======== Texte fourni ========

En arabe, mawlid fait référence à la « naissance » (walada) : il peut s’agir de la date ou du lieu de naissance d’une personne. Par extension, ce terme en vient à désigner la naissance de Muhammad, puis la littérature la relatant.

Il est impossible aux historiens de dater précisément la naissance du Prophète. Cependant, les sunnites s’accordent pour la fixer au douzième jour du mois de Rabi‘ al-awal et les chiites, le 17 du même mois.

 

I – Une fête qui apparaît tardivement

 

Pour un homme issu des sociétés de l’Arabie préislamique, dont la préoccupation essentielle était d’assurer sa survie, connaître sa date de naissance ne présentait guère d’intérêt. Aussi n’est-il pas surprenant que les débuts de l’islam n’aient pas été marqués par la commémoration de la naissance de Muhammad.

C’est bien plus tard, à l’époque impériale, que la figure du Prophète (Nabî) de l’islam fut sacralisée. Naturellement, les lieux qu’il avait fréquentés puis tout ce qui tourna autour de sa personne le furent par capillarité.

Il revient à la concubine du calife abbasside al-Mahdî (775-785), une esclave yéménite répondant au nom d’al-Khayzurân - qui fut par ailleurs la mère d’Hârûn al-Rashîd (786-809) - de s’approprier la maison natale du Prophète à la Mekke et d’en faire un lieu de prière. Avec le temps, cette dernière acquit la réputation de dispenser la baraka (la bénédiction divine).

Dans un premier temps, des cérémonies restreintes furent mises en place. A l’occasion de cet anniversaire, dans le Hijaz, la maison natale de Muhammad restait ouverte toute la journée afin d’accueillir les visiteurs. Au Caire, les dignitaires fatimides organisaient quant à eux une procession qui s’achevait devant le palais du calife par l’organisation d’un banquet et la distribution de présents qui renforçaient le prestige du Fatimide. De ces réjouissances, les sujets non-chiites du califat semblaient alors exclus.

======== Matériel extrait ========

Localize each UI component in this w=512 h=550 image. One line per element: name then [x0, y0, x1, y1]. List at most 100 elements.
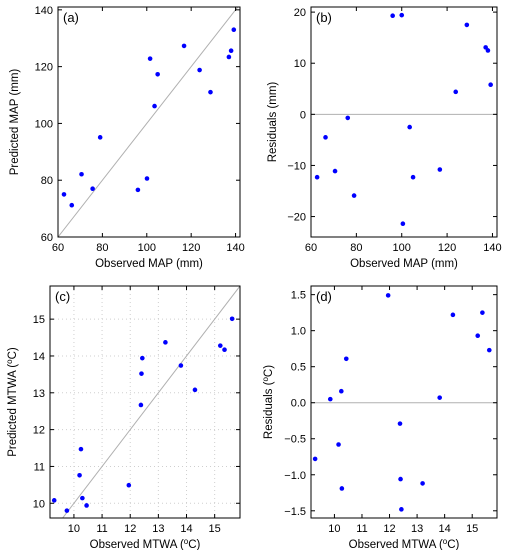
y-tick-label: 10	[33, 498, 45, 510]
y-tick-label: 100	[35, 118, 53, 130]
data-point	[152, 103, 157, 109]
plot-frame	[310, 6, 498, 238]
x-tick-label: 10	[68, 523, 80, 535]
panel-label: (d)	[316, 289, 332, 304]
y-tick-label: 1.5	[291, 290, 306, 302]
data-point	[77, 472, 82, 478]
y-tick-label: 1.0	[291, 326, 306, 338]
data-point	[163, 340, 168, 345]
panel-c: 10 11 12 13 14 15 10 11 12 13 14 15 Observed MTWA (o…	[5, 285, 241, 550]
data-point	[208, 89, 213, 95]
x-tick-label: 60	[52, 242, 64, 254]
data-point	[339, 486, 345, 491]
data-point	[475, 333, 481, 339]
data-point	[222, 347, 227, 353]
data-point	[147, 56, 153, 61]
data-point	[226, 54, 232, 60]
y-tick-label: 0	[300, 109, 306, 121]
data-point	[135, 187, 141, 193]
data-point	[78, 446, 84, 452]
data-point	[90, 186, 95, 192]
x-tick-label: 14	[439, 523, 451, 535]
data-point	[410, 174, 416, 180]
data-point	[181, 43, 187, 49]
x-tick-label: 140	[483, 242, 501, 254]
x-tick-label: 14	[180, 523, 192, 535]
x-tick-label: 120	[182, 242, 200, 254]
data-point	[399, 507, 404, 512]
x-tick-label: 13	[152, 523, 164, 535]
data-point	[343, 356, 349, 362]
data-point	[51, 498, 57, 503]
x-tick-label: 120	[438, 242, 456, 254]
data-point	[139, 371, 144, 376]
y-tick-label: −10	[287, 160, 306, 172]
data-point	[420, 481, 425, 486]
data-point	[480, 310, 485, 315]
x-tick-label: 11	[96, 523, 107, 535]
data-point	[339, 388, 344, 394]
plot-frame	[310, 285, 498, 519]
data-point	[323, 135, 328, 140]
data-point	[64, 508, 70, 513]
y-tick-label: 12	[33, 425, 45, 437]
data-point	[97, 135, 103, 140]
panel-label: (b)	[316, 10, 332, 25]
y-axis-label: Predicted MAP (mm)	[9, 69, 21, 176]
x-axis-label: Observed MAP (mm)	[95, 258, 203, 270]
y-tick-label: 14	[33, 351, 45, 363]
x-axis-label: Observed MTWA (oC)	[90, 537, 201, 550]
y-axis-label: Predicted MTWA (oC)	[5, 347, 20, 457]
data-point	[197, 67, 202, 73]
panel-d: 10 11 12 13 14 15 1.5 1.0 0.5 0.0 −0.5 −1.0 −1.5 Obse…	[261, 285, 498, 550]
data-point	[351, 193, 357, 198]
y-tick-label: −0.5	[284, 434, 306, 446]
x-tick-label: 100	[393, 242, 411, 254]
data-point	[399, 12, 405, 18]
data-point	[450, 312, 456, 318]
y-tick-label: 11	[34, 461, 45, 473]
y-axis-label: Residuals (oC)	[261, 365, 276, 439]
y-tick-label: −1.5	[284, 506, 306, 518]
data-point	[231, 27, 237, 33]
y-tick-label: 140	[35, 5, 53, 17]
data-point	[397, 421, 403, 426]
data-point	[192, 387, 198, 393]
x-axis-label: Observed MTWA (oC)	[349, 537, 460, 550]
data-point	[155, 71, 160, 77]
data-point	[327, 396, 333, 402]
data-point	[140, 355, 145, 361]
data-point	[485, 48, 491, 53]
y-tick-label: 80	[41, 175, 53, 187]
plot-frame	[49, 285, 241, 519]
y-axis-label: Residuals (mm)	[267, 82, 279, 163]
panel-label: (c)	[55, 289, 70, 304]
identity-line	[58, 7, 239, 237]
y-tick-label: 13	[33, 388, 45, 400]
data-point	[407, 124, 412, 130]
y-tick-label: 0.0	[291, 398, 306, 410]
x-tick-label: 140	[226, 242, 244, 254]
data-point	[144, 176, 150, 181]
x-tick-label: 80	[350, 242, 362, 254]
data-point	[69, 202, 75, 208]
reference-line-group	[62, 286, 240, 518]
data-point	[390, 13, 395, 18]
x-tick-label: 13	[411, 523, 423, 535]
y-tick-label: −20	[287, 212, 306, 224]
data-point	[79, 171, 84, 177]
data-point	[486, 347, 492, 353]
identity-line	[62, 286, 240, 518]
data-point	[61, 192, 67, 197]
y-tick-label: −1.0	[284, 470, 306, 482]
panel-a: 60 80 100 120 140 60 80 100 120 140 Observed MAP (…	[9, 5, 245, 270]
data-point	[84, 503, 89, 508]
x-tick-label: 80	[96, 242, 108, 254]
y-tick-label: 60	[41, 232, 53, 244]
data-point	[453, 89, 459, 95]
data-point	[488, 82, 493, 87]
x-tick-label: 15	[466, 523, 478, 535]
data-point	[398, 476, 403, 482]
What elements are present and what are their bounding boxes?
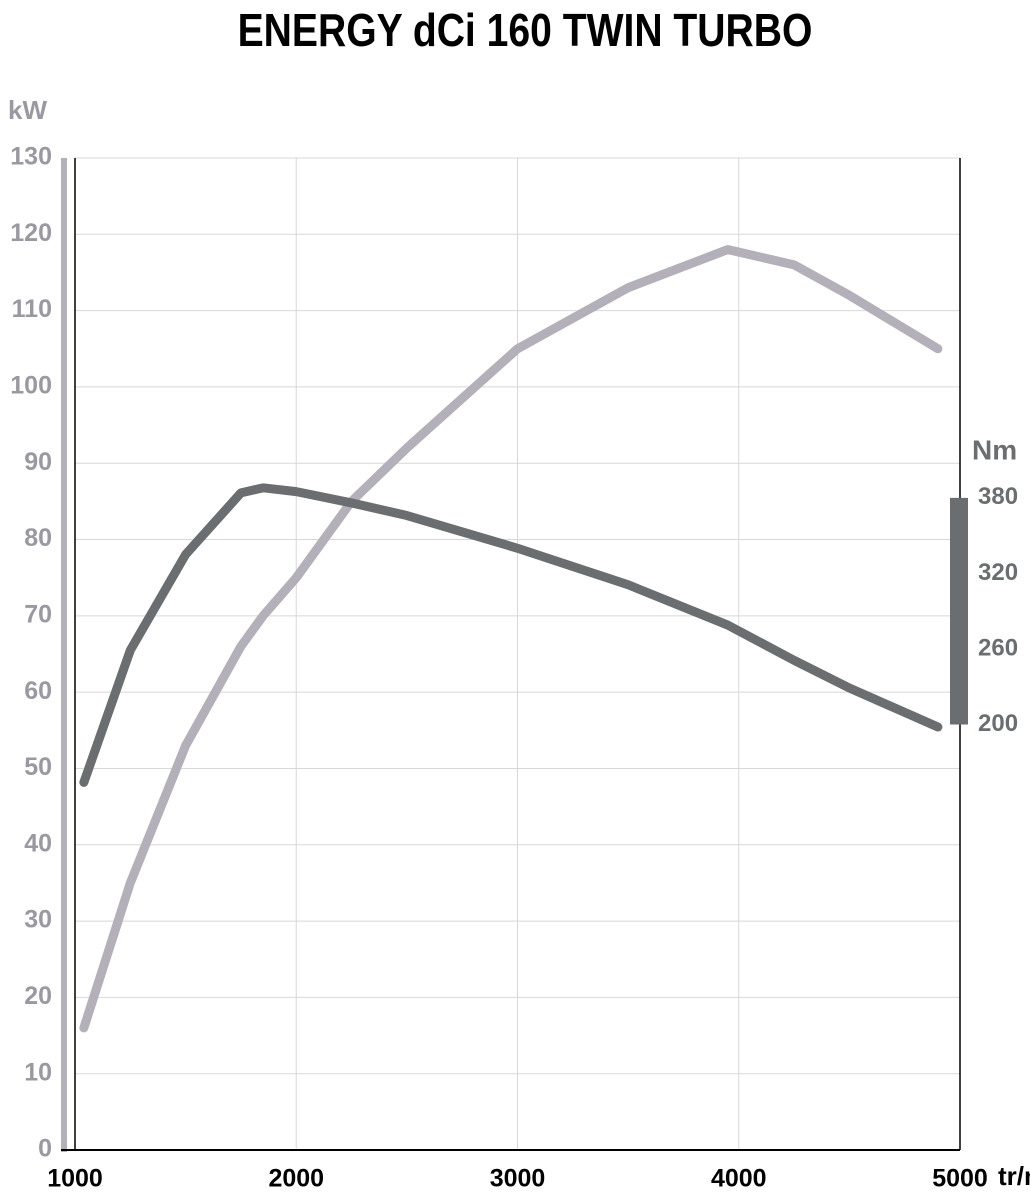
y-tick-label: 0 xyxy=(38,1135,52,1163)
y-axis-label: kW xyxy=(8,95,47,125)
y-tick-label: 70 xyxy=(24,600,52,628)
y-axis-bar xyxy=(61,158,67,1152)
y-tick-label: 30 xyxy=(24,906,52,934)
y2-tick-label: 200 xyxy=(978,710,1018,737)
y2-tick-label: 380 xyxy=(978,483,1018,510)
y-tick-label: 40 xyxy=(24,829,52,857)
y-tick-label: 90 xyxy=(24,448,52,476)
y-tick-label: 50 xyxy=(24,753,52,781)
y-tick-label: 10 xyxy=(24,1058,52,1086)
series-line xyxy=(79,483,943,787)
x-tick-label: 2000 xyxy=(268,1165,324,1193)
x-tick-label: 1000 xyxy=(47,1165,103,1193)
y2-tick-label: 260 xyxy=(978,634,1018,661)
chart-title: ENERGY dCi 160 TWIN TURBO xyxy=(238,5,813,57)
y2-axis-label: Nm xyxy=(972,434,1017,465)
y-tick-label: 100 xyxy=(10,372,52,400)
x-axis-label: tr/min xyxy=(998,1161,1030,1191)
x-tick-label: 4000 xyxy=(711,1165,767,1193)
y2-tick-label: 320 xyxy=(978,559,1018,586)
y-tick-label: 60 xyxy=(24,677,52,705)
series-line xyxy=(79,245,943,1033)
y-tick-label: 130 xyxy=(10,143,52,171)
x-tick-label: 5000 xyxy=(932,1165,988,1193)
y2-axis-bar xyxy=(950,497,968,725)
x-tick-label: 3000 xyxy=(490,1165,546,1193)
y-tick-label: 20 xyxy=(24,982,52,1010)
y-tick-label: 120 xyxy=(10,219,52,247)
y-tick-label: 110 xyxy=(12,295,52,323)
y-tick-label: 80 xyxy=(24,524,52,552)
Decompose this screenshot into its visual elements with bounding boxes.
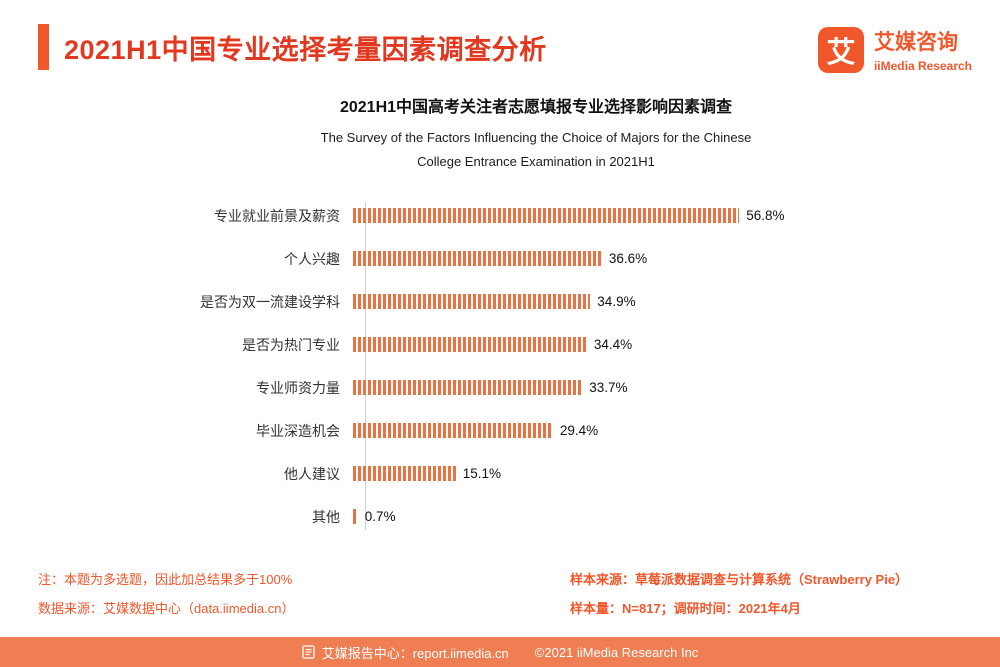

========

> Consigne
Recopiez mot pour mot l'intégralité du texte sur le mawlid présenté plus haut.

> Résultat attendu
En arabe, mawlid fait référence à la « naissance » (walada) : il peut s’agir de la date ou du lieu de naissance d’une personne. Par extension, ce terme en vient à désigner la naissance de Muhammad, puis la littérature la relatant.

Il est impossible aux historiens de dater précisément la naissance du Prophète. Cependant, les sunnites s’accordent pour la fixer au douzième jour du mois de Rabi‘ al-awal et les chiites, le 17 du même mois.

 

I – Une fête qui apparaît tardivement

 

Pour un homme issu des sociétés de l’Arabie préislamique, dont la préoccupation essentielle était d’assurer sa survie, connaître sa date de naissance ne présentait guère d’intérêt. Aussi n’est-il pas surprenant que les débuts de l’islam n’aient pas été marqués par la commémoration de la naissance de Muhammad.

C’est bien plus tard, à l’époque impériale, que la figure du Prophète (Nabî) de l’islam fut sacralisée. Naturellement, les lieux qu’il avait fréquentés puis tout ce qui tourna autour de sa personne le furent par capillarité.

Il revient à la concubine du calife abbasside al-Mahdî (775-785), une esclave yéménite répondant au nom d’al-Khayzurân - qui fut par ailleurs la mère d’Hârûn al-Rashîd (786-809) - de s’approprier la maison natale du Prophète à la Mekke et d’en faire un lieu de prière. Avec le temps, cette dernière acquit la réputation de dispenser la baraka (la bénédiction divine).

Dans un premier temps, des cérémonies restreintes furent mises en place. A l’occasion de cet anniversaire, dans le Hijaz, la maison natale de Muhammad restait ouverte toute la journée afin d’accueillir les visiteurs. Au Caire, les dignitaires fatimides organisaient quant à eux une procession qui s’achevait devant le palais du calife par l’organisation d’un banquet et la distribution de présents qui renforçaient le prestige du Fatimide. De ces réjouissances, les sujets non-chiites du califat semblaient alors exclus.